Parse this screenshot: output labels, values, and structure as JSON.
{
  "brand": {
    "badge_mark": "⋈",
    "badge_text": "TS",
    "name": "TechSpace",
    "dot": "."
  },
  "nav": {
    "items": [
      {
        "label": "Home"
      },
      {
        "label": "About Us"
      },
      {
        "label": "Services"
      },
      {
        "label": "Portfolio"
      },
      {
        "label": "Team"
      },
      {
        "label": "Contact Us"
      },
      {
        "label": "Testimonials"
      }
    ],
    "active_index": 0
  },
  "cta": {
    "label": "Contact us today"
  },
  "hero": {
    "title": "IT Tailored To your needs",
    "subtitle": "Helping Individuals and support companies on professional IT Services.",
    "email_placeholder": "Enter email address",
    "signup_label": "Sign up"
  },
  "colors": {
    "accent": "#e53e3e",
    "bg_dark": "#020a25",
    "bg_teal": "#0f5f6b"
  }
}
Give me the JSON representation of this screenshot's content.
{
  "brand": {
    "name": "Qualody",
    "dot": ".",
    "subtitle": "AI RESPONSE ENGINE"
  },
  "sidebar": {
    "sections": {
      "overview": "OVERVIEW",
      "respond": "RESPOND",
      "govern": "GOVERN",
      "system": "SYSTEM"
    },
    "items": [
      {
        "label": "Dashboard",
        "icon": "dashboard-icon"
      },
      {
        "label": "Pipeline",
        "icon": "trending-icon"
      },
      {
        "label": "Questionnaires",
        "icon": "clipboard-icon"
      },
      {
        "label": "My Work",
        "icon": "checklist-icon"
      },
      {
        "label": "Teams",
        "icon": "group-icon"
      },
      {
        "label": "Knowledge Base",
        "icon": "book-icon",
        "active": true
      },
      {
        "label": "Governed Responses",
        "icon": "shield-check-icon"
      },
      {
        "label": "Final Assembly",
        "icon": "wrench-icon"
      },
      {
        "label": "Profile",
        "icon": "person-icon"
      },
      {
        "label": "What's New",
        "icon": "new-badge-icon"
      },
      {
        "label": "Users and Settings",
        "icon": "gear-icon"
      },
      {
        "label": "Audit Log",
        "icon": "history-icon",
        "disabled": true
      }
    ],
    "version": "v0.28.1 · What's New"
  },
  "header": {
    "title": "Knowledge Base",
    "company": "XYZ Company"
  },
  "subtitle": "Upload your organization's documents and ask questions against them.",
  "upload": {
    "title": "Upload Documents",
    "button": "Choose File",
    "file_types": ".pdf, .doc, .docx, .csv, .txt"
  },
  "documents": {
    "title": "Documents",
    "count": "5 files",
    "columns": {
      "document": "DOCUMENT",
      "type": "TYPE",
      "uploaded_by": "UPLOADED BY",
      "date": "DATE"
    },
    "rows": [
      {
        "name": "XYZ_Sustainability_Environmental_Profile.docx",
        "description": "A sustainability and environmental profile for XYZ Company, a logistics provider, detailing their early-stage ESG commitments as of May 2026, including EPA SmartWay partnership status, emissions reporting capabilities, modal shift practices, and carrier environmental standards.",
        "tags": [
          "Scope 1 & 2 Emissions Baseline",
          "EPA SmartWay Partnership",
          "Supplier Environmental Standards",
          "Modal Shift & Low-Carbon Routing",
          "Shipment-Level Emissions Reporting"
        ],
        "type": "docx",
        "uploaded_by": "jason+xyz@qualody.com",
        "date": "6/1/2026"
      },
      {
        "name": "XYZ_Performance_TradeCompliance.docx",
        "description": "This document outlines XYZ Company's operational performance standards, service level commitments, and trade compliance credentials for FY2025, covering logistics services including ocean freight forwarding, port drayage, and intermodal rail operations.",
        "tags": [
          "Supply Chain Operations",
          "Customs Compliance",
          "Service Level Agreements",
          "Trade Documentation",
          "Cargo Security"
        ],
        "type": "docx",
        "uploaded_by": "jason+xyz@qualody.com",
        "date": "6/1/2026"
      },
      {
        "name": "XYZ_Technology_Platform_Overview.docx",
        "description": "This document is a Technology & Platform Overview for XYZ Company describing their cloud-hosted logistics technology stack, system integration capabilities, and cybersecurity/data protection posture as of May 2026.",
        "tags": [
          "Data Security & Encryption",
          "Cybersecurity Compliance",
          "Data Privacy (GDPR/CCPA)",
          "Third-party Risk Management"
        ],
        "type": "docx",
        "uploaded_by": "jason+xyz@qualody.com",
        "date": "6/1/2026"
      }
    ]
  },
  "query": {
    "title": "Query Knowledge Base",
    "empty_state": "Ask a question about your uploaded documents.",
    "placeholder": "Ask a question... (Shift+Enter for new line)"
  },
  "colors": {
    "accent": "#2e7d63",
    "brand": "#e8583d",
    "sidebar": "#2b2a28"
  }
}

GOAL
The lines to collect are those holding the string "logistics"; copy them all.

RESULT FOR THIS EXERCISE
        "description": "A sustainability and environmental profile for XYZ Company, a logistics provider, detailing their early-stage ESG commitments as of May 2026, including EPA SmartWay partnership status, emissions reporting capabilities, modal shift practices, and carrier environmental standards.",
        "description": "This document outlines XYZ Company's operational performance standards, service level commitments, and trade compliance credentials for FY2025, covering logistics services including ocean freight forwarding, port drayage, and intermodal rail operations.",
        "description": "This document is a Technology & Platform Overview for XYZ Company describing their cloud-hosted logistics technology stack, system integration capabilities, and cybersecurity/data protection posture as of May 2026.",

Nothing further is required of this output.